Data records
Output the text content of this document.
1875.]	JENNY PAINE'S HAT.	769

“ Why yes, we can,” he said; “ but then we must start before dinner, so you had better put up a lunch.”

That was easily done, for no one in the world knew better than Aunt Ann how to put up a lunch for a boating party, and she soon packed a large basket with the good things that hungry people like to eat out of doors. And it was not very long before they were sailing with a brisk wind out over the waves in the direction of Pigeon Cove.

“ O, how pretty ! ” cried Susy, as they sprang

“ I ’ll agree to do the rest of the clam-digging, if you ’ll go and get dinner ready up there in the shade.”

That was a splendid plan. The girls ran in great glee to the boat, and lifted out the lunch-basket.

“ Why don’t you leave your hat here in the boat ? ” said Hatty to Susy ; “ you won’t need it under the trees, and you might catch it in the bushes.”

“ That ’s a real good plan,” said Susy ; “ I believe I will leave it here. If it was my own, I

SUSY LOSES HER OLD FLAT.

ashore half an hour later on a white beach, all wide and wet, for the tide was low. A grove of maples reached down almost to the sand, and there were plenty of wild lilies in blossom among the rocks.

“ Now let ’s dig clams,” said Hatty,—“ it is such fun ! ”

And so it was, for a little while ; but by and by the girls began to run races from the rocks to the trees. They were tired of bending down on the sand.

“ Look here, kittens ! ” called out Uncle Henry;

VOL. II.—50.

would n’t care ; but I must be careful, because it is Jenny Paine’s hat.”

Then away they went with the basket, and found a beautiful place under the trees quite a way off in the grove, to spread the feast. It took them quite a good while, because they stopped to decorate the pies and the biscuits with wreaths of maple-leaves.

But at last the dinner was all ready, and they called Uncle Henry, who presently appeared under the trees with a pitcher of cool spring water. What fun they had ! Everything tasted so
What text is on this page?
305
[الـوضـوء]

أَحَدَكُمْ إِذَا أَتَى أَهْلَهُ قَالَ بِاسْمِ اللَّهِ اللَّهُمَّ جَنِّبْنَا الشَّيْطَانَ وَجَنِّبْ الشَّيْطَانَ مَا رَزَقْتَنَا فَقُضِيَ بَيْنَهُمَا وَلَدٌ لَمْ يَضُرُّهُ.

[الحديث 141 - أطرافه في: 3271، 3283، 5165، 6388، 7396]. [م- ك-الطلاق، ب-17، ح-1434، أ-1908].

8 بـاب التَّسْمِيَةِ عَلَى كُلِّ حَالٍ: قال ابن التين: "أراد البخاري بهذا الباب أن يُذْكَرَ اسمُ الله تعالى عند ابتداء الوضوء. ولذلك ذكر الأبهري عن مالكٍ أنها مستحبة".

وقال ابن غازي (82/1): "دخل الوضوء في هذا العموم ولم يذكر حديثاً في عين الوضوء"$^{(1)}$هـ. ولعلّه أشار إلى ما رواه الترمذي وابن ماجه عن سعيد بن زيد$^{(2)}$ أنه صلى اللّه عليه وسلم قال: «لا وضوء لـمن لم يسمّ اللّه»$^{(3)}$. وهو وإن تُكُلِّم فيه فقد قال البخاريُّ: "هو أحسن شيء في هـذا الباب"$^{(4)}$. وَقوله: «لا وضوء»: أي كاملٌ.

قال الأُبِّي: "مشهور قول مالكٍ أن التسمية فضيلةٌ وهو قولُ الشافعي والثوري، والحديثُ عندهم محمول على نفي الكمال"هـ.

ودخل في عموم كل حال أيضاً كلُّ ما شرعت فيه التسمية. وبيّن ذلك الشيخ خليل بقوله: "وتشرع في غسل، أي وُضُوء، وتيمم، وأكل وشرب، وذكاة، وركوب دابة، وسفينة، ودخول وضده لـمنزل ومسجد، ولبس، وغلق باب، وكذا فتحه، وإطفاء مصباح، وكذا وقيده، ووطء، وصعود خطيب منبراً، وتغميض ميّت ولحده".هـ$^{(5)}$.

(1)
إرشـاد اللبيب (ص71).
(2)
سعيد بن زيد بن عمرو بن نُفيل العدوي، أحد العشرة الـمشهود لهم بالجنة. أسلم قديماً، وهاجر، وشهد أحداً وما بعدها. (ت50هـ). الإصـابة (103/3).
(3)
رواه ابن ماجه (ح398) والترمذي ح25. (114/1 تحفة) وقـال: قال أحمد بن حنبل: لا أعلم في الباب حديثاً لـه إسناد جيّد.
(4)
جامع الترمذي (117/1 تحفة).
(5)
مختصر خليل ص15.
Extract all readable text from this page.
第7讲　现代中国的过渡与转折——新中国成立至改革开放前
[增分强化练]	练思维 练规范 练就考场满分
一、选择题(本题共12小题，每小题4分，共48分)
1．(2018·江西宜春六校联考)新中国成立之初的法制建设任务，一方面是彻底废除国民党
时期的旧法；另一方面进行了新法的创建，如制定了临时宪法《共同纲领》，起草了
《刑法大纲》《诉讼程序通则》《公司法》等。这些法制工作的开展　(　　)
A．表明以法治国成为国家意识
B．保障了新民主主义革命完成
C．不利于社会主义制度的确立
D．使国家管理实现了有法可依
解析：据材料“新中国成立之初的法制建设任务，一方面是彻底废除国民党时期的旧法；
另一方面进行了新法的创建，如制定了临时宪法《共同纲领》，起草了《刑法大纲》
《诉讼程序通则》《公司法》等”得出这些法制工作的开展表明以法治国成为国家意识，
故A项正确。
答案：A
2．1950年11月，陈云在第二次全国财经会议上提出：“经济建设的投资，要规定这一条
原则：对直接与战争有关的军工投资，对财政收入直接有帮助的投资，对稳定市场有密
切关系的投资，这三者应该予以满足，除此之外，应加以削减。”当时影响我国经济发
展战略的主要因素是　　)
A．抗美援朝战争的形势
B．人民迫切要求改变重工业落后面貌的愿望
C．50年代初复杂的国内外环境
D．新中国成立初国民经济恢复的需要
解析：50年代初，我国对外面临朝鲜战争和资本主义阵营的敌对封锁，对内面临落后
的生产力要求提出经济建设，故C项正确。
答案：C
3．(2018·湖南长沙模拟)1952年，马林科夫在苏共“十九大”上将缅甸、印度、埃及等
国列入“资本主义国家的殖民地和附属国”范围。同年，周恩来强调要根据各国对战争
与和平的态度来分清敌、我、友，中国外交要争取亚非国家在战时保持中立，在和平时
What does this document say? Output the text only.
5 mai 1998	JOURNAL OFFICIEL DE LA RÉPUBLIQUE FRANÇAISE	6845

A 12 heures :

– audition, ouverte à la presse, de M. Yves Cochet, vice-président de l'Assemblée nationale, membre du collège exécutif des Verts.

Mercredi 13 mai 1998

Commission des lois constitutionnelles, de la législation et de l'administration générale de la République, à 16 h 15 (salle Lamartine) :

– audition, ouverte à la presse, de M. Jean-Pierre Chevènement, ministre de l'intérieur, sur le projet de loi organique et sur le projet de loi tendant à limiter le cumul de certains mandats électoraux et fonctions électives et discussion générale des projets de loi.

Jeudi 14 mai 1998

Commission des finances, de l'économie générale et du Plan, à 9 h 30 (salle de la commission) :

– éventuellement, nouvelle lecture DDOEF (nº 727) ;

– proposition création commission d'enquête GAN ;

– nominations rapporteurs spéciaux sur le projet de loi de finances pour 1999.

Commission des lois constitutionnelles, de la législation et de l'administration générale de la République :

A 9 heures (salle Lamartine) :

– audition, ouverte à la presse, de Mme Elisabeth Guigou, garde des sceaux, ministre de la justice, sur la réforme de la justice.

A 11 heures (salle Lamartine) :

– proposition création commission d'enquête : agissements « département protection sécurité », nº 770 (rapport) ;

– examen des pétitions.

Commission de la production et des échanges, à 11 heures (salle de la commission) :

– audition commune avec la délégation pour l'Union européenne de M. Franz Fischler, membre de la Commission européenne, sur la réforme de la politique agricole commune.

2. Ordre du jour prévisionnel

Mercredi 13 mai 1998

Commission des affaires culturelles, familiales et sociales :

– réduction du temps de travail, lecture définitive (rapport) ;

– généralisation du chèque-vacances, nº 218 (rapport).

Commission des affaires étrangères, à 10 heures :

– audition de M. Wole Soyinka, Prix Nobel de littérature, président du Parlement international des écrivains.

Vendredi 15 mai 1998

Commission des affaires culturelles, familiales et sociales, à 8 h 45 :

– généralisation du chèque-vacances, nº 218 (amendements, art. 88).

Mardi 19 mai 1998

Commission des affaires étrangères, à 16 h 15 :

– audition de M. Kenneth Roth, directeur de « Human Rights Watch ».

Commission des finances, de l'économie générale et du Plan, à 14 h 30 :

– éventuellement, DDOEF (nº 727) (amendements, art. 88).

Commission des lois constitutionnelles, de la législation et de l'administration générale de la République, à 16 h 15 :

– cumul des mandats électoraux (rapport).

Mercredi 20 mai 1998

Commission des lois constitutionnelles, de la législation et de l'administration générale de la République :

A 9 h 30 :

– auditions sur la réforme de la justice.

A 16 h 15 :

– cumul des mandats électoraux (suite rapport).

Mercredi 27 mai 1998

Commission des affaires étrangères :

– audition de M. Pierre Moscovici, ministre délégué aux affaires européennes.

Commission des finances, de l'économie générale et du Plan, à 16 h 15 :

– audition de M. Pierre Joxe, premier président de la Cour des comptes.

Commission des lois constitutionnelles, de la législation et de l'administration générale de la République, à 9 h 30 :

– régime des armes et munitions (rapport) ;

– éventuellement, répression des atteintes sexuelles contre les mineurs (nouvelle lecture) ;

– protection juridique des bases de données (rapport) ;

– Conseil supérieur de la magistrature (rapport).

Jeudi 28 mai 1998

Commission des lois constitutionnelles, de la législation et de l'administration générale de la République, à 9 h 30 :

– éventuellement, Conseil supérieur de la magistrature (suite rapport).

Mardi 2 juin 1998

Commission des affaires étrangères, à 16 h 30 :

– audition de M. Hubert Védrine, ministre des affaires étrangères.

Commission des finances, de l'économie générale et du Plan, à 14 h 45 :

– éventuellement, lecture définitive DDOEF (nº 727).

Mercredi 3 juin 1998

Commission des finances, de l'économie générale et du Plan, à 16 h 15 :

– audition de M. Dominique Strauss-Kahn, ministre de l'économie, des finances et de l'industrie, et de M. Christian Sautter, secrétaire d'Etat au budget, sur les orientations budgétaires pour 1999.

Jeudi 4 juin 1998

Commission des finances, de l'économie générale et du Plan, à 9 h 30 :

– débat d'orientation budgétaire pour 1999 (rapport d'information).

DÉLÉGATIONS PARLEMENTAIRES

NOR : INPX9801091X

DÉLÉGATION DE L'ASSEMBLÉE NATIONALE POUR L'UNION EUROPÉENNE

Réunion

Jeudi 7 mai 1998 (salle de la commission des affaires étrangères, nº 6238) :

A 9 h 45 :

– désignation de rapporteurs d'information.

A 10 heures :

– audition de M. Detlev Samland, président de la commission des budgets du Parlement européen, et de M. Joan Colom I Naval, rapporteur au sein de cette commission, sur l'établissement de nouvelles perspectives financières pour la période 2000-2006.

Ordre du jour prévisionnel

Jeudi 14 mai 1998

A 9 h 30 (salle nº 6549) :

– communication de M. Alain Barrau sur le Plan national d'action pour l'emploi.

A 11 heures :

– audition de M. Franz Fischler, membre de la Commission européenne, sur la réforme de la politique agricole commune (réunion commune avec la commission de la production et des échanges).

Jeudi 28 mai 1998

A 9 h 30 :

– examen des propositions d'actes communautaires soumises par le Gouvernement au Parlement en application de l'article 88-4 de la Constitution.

• [Exercise instructions] Copy all lines from the material that hold "التسمية".

• [Response to the task]
قال الأُبِّي: "مشهور قول مالكٍ أن التسمية فضيلةٌ وهو قولُ الشافعي والثوري، والحديثُ عندهم محمول على نفي الكمال"هـ.
ودخل في عموم كل حال أيضاً كلُّ ما شرعت فيه التسمية. وبيّن ذلك الشيخ خليل بقوله: "وتشرع في غسل، أي وُضُوء، وتيمم، وأكل وشرب، وذكاة، وركوب دابة، وسفينة، ودخول وضده لـمنزل ومسجد، ولبس، وغلق باب، وكذا فتحه، وإطفاء مصباح، وكذا وقيده، ووطء، وصعود خطيب منبراً، وتغميض ميّت ولحده".هـ$^{(5)}$.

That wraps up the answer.